**Exercise objective:**
Needed from the entries below: every line that holds the word "close".

Dataset entries
-----

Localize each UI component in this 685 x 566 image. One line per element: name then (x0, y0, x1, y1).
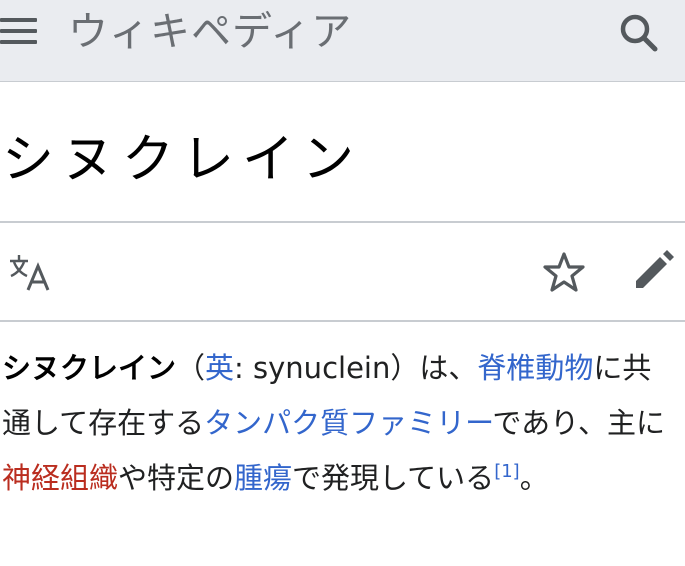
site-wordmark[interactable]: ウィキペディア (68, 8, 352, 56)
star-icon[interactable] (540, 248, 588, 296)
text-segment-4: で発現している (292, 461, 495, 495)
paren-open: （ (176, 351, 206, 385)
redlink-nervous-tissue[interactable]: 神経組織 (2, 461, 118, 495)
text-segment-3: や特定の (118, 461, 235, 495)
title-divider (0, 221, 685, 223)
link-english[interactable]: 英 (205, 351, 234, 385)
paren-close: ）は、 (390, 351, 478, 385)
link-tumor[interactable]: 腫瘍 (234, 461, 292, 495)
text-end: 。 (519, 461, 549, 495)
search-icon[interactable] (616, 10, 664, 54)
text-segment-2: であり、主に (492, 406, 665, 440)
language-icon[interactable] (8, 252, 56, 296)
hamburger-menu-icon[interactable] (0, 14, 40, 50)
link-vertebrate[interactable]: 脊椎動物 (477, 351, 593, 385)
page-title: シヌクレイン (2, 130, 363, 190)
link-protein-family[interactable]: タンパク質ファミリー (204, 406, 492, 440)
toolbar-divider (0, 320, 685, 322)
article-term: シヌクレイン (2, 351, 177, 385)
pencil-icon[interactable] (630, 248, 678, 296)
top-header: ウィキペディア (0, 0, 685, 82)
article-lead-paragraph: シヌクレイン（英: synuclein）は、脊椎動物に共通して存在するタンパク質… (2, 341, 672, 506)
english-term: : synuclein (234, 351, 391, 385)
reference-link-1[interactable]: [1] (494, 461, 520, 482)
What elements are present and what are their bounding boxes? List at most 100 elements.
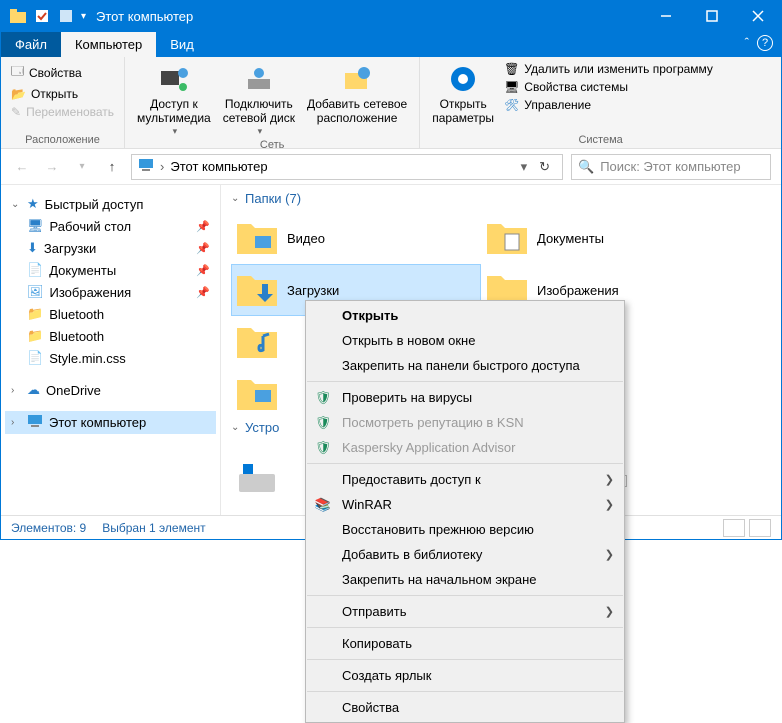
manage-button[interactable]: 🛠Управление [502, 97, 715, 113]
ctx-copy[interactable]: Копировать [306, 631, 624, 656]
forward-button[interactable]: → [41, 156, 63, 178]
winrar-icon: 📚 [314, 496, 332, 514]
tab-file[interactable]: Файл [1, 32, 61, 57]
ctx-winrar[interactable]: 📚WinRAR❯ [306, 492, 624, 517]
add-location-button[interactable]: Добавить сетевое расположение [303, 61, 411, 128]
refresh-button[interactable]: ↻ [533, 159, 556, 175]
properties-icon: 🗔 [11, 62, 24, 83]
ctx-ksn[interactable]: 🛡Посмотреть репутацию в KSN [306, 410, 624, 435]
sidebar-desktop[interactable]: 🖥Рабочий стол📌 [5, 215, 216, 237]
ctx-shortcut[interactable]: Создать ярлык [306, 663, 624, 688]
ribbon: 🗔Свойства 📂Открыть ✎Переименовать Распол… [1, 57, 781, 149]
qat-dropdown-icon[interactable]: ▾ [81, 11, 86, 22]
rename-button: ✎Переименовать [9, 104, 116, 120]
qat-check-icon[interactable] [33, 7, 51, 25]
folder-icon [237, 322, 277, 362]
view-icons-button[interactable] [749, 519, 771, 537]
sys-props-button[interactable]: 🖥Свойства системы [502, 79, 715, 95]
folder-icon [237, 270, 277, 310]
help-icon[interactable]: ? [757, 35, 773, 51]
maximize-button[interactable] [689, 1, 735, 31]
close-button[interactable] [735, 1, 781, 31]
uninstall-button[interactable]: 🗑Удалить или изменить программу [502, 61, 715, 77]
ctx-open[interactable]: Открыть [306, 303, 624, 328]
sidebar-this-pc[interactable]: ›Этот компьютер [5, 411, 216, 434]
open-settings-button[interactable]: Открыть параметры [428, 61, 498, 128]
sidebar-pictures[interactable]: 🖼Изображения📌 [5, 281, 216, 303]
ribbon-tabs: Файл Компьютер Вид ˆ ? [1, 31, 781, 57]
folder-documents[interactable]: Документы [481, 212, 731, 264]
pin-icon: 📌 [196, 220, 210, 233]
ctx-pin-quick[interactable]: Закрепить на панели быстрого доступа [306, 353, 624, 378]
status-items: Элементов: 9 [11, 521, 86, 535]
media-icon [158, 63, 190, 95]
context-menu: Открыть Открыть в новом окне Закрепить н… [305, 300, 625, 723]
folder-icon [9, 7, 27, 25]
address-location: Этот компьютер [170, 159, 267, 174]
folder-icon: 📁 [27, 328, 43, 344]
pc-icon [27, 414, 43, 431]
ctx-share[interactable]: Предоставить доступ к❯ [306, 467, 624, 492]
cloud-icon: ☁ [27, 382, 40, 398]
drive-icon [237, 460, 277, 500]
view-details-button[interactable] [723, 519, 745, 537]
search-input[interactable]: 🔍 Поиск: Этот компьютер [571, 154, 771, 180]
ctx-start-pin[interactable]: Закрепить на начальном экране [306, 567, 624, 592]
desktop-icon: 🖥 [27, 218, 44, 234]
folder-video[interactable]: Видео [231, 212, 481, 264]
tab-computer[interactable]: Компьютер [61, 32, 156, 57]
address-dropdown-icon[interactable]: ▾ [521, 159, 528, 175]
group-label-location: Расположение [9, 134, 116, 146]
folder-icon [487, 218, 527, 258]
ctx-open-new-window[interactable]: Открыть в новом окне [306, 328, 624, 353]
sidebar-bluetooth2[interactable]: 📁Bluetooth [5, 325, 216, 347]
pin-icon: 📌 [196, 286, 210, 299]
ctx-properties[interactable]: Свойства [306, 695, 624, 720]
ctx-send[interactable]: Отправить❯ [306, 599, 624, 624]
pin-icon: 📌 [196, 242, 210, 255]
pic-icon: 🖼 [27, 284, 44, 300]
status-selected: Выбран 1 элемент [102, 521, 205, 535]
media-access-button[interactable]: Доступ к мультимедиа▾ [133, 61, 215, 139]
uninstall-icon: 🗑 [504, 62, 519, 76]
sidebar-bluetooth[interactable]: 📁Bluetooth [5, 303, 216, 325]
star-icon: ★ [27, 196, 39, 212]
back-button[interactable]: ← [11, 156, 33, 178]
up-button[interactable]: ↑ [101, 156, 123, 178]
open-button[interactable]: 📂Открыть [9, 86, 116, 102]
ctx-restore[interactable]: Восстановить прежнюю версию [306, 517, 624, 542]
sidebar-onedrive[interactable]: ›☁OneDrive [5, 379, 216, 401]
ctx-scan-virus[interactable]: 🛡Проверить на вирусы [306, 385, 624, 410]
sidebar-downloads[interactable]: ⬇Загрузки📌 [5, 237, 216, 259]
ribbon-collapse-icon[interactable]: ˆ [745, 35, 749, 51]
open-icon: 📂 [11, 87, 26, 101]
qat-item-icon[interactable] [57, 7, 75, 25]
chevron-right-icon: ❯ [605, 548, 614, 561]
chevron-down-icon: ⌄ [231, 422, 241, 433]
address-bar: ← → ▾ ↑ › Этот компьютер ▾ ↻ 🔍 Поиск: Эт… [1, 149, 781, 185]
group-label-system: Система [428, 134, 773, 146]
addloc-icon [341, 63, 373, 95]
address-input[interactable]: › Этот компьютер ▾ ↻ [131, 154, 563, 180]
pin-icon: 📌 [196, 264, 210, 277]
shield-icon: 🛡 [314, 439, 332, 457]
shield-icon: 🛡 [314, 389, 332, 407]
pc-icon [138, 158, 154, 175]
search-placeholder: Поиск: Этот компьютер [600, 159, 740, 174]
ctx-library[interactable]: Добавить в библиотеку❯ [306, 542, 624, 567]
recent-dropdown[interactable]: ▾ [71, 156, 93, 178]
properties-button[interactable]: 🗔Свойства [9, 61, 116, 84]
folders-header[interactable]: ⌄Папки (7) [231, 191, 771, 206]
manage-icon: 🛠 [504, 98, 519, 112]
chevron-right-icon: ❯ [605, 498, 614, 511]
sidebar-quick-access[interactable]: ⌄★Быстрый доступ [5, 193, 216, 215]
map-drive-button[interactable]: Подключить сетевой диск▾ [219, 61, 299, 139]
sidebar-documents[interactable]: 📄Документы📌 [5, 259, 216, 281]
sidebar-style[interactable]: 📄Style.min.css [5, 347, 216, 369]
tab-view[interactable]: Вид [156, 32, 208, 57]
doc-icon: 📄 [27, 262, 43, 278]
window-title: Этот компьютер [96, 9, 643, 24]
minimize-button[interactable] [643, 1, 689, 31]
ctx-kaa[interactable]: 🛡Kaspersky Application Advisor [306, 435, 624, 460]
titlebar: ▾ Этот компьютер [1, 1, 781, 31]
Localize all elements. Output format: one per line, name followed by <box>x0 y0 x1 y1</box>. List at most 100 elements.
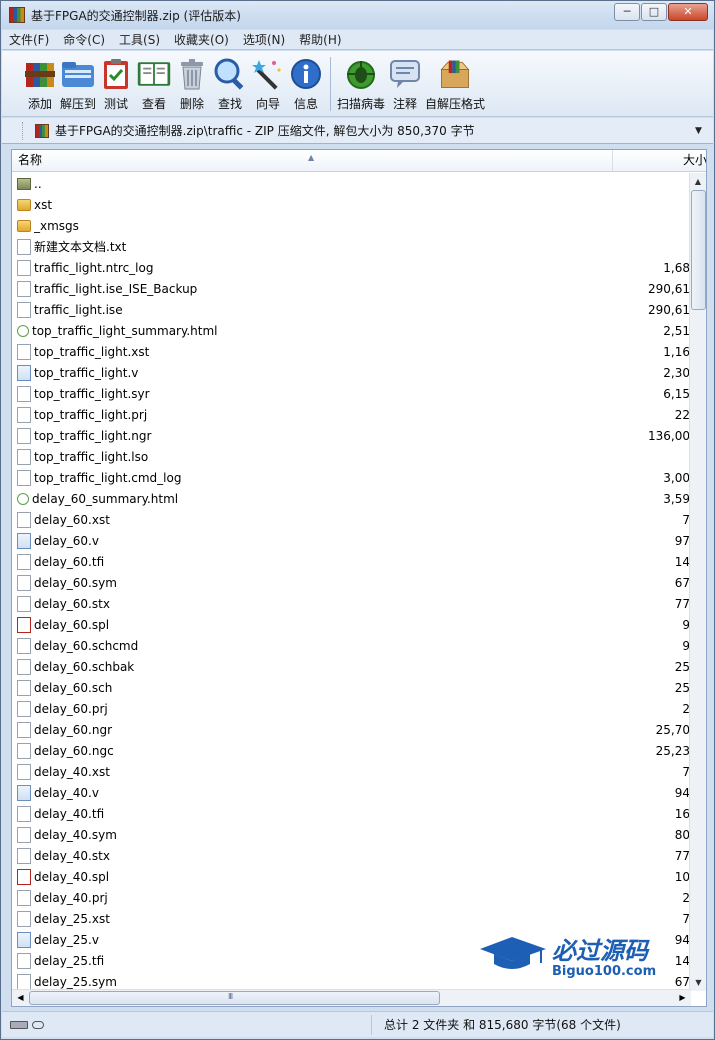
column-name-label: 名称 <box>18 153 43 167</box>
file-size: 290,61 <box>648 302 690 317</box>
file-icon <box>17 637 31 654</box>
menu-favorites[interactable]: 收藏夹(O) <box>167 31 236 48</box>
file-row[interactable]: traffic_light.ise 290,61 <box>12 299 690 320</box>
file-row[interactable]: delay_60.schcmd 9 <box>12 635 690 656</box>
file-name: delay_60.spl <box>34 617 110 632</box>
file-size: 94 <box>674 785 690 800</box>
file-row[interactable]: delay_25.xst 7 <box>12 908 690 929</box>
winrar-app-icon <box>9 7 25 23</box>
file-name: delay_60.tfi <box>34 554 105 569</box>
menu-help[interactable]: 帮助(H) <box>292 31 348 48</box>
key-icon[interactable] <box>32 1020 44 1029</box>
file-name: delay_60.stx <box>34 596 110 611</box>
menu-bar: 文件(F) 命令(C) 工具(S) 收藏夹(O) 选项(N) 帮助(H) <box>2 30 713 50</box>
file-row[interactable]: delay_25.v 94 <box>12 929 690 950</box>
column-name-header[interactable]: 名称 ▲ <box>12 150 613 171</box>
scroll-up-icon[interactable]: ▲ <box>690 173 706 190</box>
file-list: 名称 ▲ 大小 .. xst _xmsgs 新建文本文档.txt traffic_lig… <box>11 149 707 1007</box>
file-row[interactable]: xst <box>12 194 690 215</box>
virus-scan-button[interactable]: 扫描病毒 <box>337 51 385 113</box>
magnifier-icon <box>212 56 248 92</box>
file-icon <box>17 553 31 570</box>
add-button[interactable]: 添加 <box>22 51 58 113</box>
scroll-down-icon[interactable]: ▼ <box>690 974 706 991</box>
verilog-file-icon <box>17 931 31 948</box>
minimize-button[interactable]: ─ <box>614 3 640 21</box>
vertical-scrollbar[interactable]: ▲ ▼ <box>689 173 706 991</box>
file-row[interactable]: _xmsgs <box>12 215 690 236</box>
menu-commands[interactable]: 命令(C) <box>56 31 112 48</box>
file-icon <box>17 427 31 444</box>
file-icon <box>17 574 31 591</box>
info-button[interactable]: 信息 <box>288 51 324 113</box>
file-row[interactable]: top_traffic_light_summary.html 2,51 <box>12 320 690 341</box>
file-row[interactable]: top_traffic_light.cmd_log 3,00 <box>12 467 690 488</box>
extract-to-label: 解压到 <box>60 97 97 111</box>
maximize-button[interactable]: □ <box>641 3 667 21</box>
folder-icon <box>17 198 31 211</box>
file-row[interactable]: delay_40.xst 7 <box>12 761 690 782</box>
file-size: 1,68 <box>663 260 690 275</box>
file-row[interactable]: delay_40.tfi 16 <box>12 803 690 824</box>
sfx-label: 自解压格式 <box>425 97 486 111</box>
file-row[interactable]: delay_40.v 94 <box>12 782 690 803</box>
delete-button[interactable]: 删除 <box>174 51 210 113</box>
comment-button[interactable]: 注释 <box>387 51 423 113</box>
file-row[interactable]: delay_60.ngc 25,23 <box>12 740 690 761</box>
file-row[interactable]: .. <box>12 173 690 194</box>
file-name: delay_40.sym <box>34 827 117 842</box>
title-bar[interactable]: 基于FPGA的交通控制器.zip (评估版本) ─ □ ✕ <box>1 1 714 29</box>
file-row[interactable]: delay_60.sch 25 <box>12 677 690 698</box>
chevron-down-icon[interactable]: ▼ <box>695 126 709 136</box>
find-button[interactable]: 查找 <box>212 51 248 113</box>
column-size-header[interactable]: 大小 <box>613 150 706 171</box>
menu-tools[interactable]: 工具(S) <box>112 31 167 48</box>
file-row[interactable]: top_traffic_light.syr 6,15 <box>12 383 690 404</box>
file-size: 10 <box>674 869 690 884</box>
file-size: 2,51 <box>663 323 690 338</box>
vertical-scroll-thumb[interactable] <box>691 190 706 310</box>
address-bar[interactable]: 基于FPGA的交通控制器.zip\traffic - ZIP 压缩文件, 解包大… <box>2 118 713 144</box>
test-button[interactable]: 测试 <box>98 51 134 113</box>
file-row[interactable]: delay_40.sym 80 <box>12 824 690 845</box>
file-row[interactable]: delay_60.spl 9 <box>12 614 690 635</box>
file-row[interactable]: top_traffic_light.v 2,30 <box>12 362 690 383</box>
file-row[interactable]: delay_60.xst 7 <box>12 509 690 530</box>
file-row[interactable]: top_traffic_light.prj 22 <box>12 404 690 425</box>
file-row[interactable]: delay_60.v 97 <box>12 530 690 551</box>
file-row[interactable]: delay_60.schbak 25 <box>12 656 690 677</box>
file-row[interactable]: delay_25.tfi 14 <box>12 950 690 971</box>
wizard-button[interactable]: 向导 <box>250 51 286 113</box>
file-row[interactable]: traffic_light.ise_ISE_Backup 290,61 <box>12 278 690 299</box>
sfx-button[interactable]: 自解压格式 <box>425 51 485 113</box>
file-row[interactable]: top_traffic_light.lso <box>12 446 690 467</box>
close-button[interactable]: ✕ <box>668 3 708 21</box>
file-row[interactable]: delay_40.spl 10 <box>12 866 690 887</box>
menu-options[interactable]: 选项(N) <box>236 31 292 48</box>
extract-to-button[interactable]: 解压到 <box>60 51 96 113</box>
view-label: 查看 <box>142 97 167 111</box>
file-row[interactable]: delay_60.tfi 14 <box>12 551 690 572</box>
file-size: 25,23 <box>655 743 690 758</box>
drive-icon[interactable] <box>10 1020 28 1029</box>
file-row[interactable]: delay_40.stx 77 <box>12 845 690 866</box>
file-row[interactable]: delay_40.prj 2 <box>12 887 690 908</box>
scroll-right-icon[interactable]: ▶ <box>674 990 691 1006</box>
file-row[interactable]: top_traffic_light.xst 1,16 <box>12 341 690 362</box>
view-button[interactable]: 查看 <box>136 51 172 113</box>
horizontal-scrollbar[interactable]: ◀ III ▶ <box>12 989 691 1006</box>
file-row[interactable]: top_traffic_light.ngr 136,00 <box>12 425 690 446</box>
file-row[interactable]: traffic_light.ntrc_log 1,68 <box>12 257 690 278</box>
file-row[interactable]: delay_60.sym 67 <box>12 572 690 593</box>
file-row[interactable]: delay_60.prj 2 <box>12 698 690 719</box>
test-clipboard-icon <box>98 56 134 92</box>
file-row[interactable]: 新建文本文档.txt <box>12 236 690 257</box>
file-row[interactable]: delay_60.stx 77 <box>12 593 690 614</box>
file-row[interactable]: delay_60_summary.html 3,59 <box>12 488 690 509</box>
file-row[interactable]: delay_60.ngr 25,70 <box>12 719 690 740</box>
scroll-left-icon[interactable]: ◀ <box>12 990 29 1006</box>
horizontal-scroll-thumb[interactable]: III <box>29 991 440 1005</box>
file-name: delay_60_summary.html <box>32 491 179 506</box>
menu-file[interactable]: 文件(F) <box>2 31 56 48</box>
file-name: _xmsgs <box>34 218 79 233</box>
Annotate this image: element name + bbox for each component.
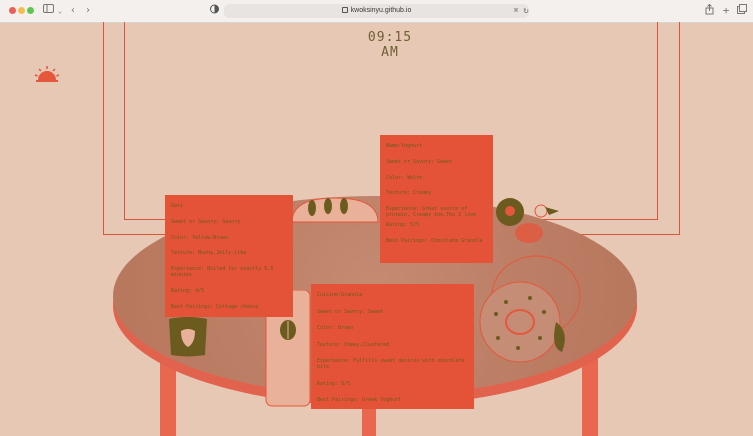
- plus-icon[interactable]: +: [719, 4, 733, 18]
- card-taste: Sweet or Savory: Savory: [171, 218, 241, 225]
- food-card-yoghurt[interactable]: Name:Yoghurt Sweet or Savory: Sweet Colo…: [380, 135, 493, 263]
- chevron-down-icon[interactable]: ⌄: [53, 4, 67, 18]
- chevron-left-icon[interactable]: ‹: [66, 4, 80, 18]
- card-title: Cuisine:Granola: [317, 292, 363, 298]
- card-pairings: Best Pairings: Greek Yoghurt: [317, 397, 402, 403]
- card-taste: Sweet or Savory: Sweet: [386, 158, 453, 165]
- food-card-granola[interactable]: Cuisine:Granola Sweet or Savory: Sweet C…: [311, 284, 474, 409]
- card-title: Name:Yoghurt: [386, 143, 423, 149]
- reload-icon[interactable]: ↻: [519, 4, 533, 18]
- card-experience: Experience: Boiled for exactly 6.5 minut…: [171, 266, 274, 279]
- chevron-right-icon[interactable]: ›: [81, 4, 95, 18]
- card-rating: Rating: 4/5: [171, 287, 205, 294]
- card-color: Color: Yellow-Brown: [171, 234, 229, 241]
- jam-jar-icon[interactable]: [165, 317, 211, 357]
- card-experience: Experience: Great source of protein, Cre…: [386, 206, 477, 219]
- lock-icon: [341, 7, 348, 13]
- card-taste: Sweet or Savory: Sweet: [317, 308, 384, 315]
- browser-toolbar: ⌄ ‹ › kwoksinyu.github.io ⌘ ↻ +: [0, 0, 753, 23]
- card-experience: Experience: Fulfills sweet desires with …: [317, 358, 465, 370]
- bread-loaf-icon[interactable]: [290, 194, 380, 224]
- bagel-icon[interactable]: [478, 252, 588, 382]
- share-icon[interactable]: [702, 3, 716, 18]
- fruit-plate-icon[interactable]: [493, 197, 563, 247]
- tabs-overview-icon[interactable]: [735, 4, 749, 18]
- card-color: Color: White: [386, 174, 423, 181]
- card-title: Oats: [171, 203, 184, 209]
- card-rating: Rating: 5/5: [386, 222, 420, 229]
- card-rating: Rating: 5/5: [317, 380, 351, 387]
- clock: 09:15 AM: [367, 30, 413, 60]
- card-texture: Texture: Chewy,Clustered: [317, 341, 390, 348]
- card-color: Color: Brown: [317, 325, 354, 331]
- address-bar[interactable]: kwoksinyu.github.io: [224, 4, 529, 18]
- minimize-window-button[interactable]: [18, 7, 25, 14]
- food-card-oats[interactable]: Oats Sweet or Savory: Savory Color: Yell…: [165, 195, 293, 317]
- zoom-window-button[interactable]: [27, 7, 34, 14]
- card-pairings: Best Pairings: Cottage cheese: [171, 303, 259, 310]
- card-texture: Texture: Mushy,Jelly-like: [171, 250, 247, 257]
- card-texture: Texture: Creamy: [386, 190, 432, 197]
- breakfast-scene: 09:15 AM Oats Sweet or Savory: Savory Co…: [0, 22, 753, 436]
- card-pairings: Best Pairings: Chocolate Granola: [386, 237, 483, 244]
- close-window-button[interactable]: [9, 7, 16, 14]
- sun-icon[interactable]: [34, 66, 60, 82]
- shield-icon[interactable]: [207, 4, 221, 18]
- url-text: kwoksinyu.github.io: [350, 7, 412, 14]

-----

**The answer:**
paren-close: ）は、 (390, 351, 478, 385)
close-button[interactable] [735, 1, 781, 31]
close-button[interactable]: ✕ <box>668 3 708 21</box>
- close-window-button[interactable]: [9, 7, 16, 14]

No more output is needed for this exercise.